### [Task to carry out]
Leave out the pictures, and quote exactly the lines running from the one with "Convert this document image to plain text." through the last line of the entries below.

(Dataset entries)
######

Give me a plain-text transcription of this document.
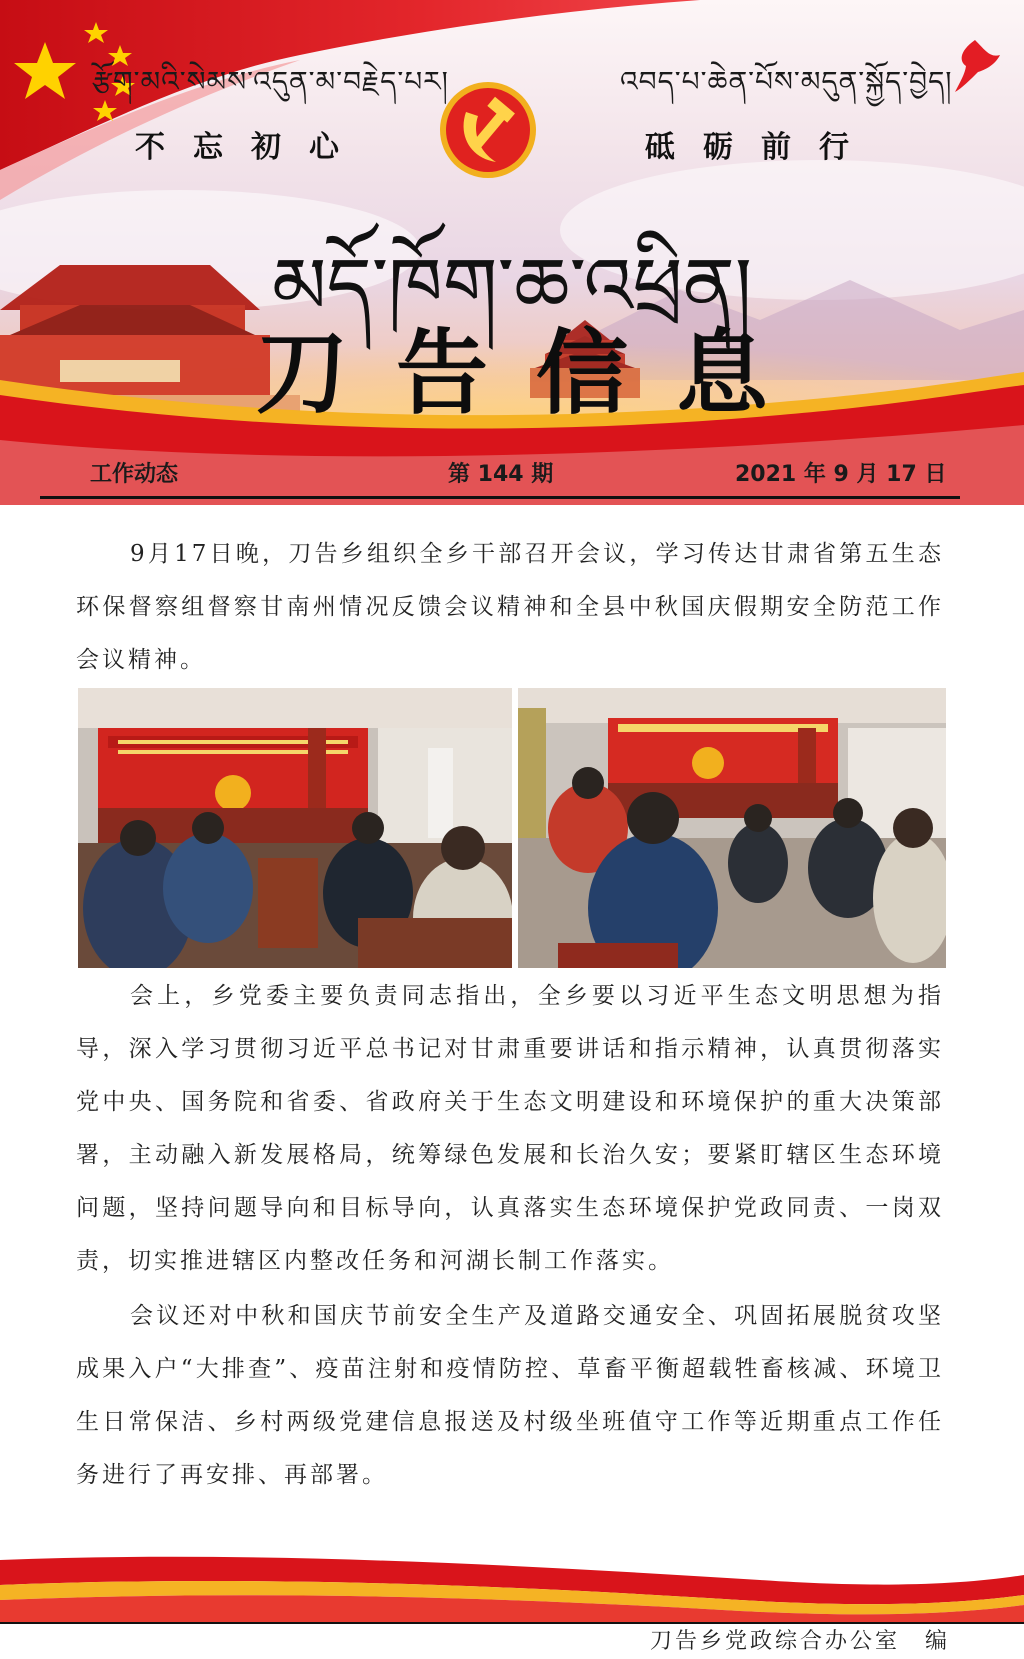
རྩོག་མའི་སེམས་འདུན་མ་བརྗེད་པར།	འབད་པ་ཆེན་པོས་མདུན་སྐྱོད་བྱེད།
不忘初心	砥砺前行
མདོ་ཁོག་ཆ་འཕྲིན།
刀告信息
工作动态	第 144 期	2021 年 9 月 17 日

9月17日晚，刀告乡组织全乡干部召开会议，学习传达甘肃省第五生态环保督察组督察甘南州情况反馈会议精神和全县中秋国庆假期安全防范工作会议精神。

会上，乡党委主要负责同志指出，全乡要以习近平生态文明思想为指导，深入学习贯彻习近平总书记对甘肃重要讲话和指示精神，认真贯彻落实党中央、国务院和省委、省政府关于生态文明建设和环境保护的重大决策部署，主动融入新发展格局，统筹绿色发展和长治久安；要紧盯辖区生态环境问题，坚持问题导向和目标导向，认真落实生态环境保护党政同责、一岗双责，切实推进辖区内整改任务和河湖长制工作落实。

会议还对中秋和国庆节前安全生产及道路交通安全、巩固拓展脱贫攻坚成果入户“大排查”、疫苗注射和疫情防控、草畜平衡超载牲畜核减、环境卫生日常保洁、乡村两级党建信息报送及村级坐班值守工作等近期重点工作任务进行了再安排、再部署。

刀告乡党政综合办公室　编
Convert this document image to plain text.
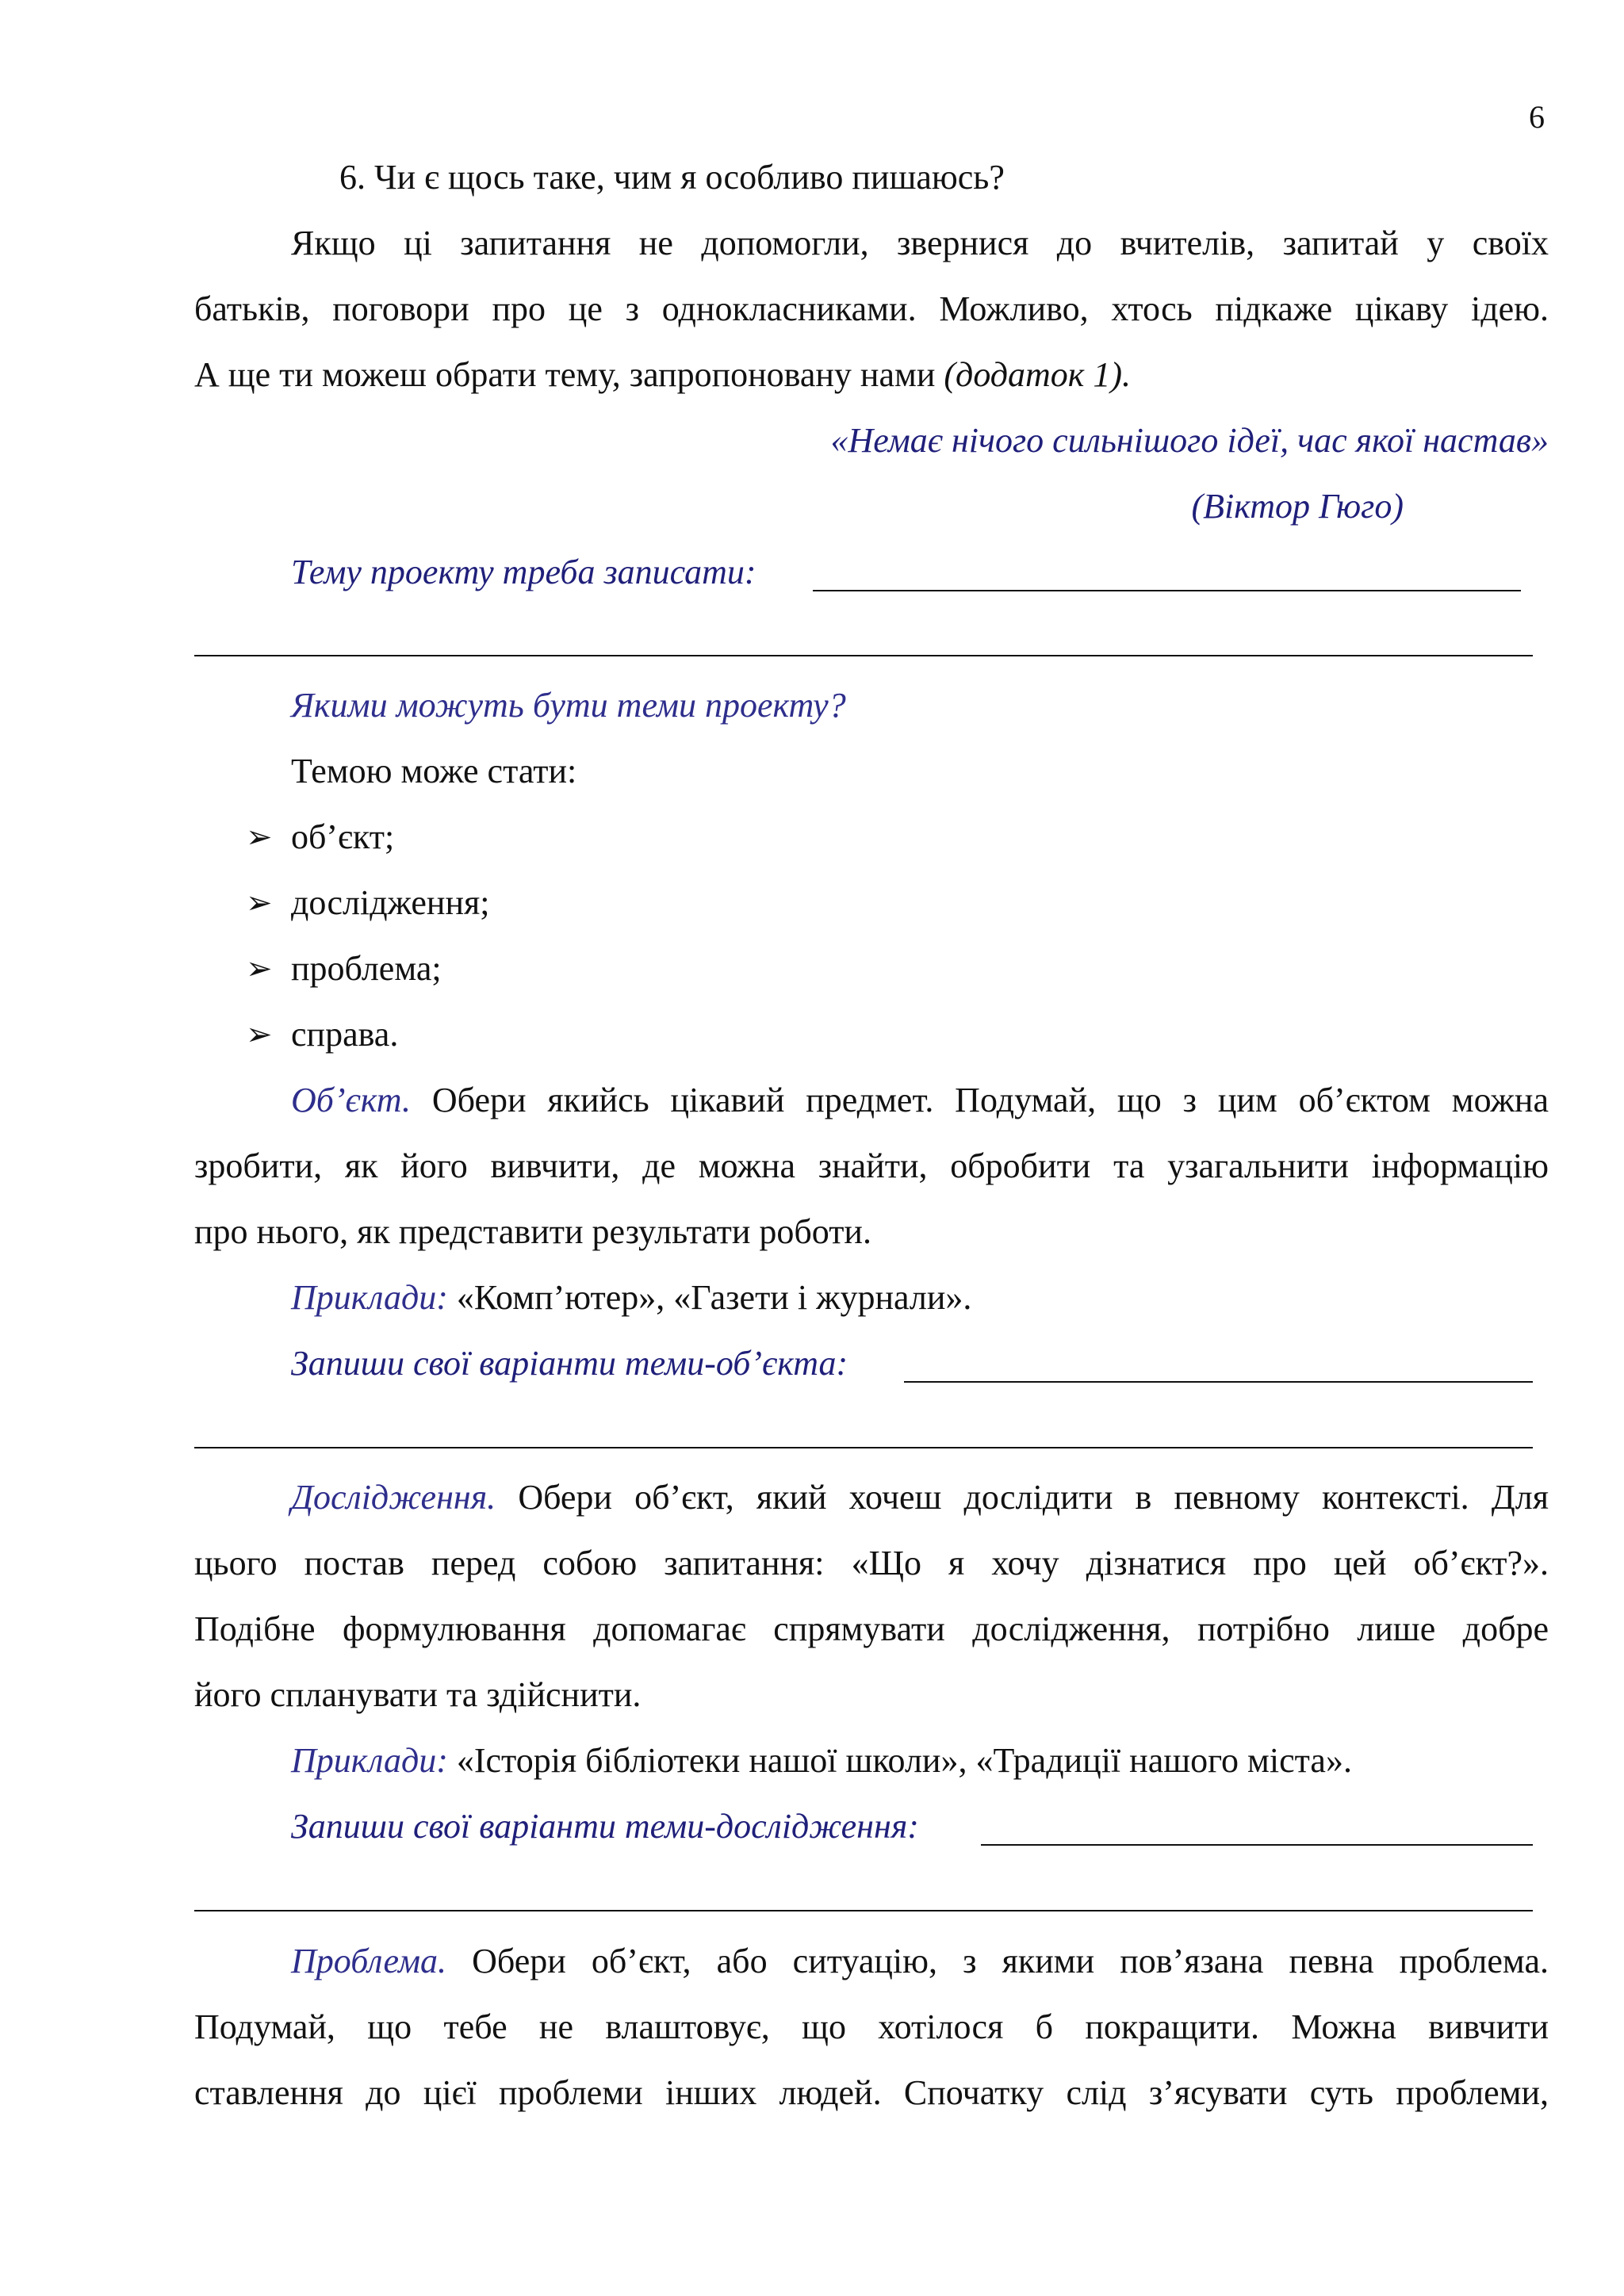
6
6. Чи є щось таке, чим я особливо пишаюсь?
Якщо ці запитання не допомогли, звернися до вчителів, запитай у своїх
батьків, поговори про це з однокласниками. Можливо, хтось підкаже цікаву ідею.
А ще ти можеш обрати тему, запропоновану нами (додаток 1).
«Немає нічого сильнішого ідеї, час якої настав»
(Віктор Гюго)
Тему проекту треба записати:
Якими можуть бути теми проекту?
Темою може стати:
➢ об’єкт;
➢ дослідження;
➢ проблема;
➢ справа.
Об’єкт. Обери якийсь цікавий предмет. Подумай, що з цим об’єктом можна
зробити, як його вивчити, де можна знайти, обробити та узагальнити інформацію
про нього, як представити результати роботи.
Приклади: «Комп’ютер», «Газети і журнали».
Запиши свої варіанти теми-об’єкта:
Дослідження. Обери об’єкт, який хочеш дослідити в певному контексті. Для
цього постав перед собою запитання: «Що я хочу дізнатися про цей об’єкт?».
Подібне формулювання допомагає спрямувати дослідження, потрібно лише добре
його спланувати та здійснити.
Приклади: «Історія бібліотеки нашої школи», «Традиції нашого міста».
Запиши свої варіанти теми-дослідження:
Проблема. Обери об’єкт, або ситуацію, з якими пов’язана певна проблема.
Подумай, що тебе не влаштовує, що хотілося б покращити. Можна вивчити
ставлення до цієї проблеми інших людей. Спочатку слід з’ясувати суть проблеми,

######

### [Solution for this task]
Convert this document image to plain text.
6
6. Чи є щось таке, чим я особливо пишаюсь?
Якщо ці запитання не допомогли, звернися до вчителів, запитай у своїх
батьків, поговори про це з однокласниками. Можливо, хтось підкаже цікаву ідею.
А ще ти можеш обрати тему, запропоновану нами (додаток 1).
«Немає нічого сильнішого ідеї, час якої настав»
(Віктор Гюго)
Тему проекту треба записати:
Якими можуть бути теми проекту?
Темою може стати:
➢ об’єкт;
➢ дослідження;
➢ проблема;
➢ справа.
Об’єкт. Обери якийсь цікавий предмет. Подумай, що з цим об’єктом можна
зробити, як його вивчити, де можна знайти, обробити та узагальнити інформацію
про нього, як представити результати роботи.
Приклади: «Комп’ютер», «Газети і журнали».
Запиши свої варіанти теми-об’єкта:
Дослідження. Обери об’єкт, який хочеш дослідити в певному контексті. Для
цього постав перед собою запитання: «Що я хочу дізнатися про цей об’єкт?».
Подібне формулювання допомагає спрямувати дослідження, потрібно лише добре
його спланувати та здійснити.
Приклади: «Історія бібліотеки нашої школи», «Традиції нашого міста».
Запиши свої варіанти теми-дослідження:
Проблема. Обери об’єкт, або ситуацію, з якими пов’язана певна проблема.
Подумай, що тебе не влаштовує, що хотілося б покращити. Можна вивчити
ставлення до цієї проблеми інших людей. Спочатку слід з’ясувати суть проблеми,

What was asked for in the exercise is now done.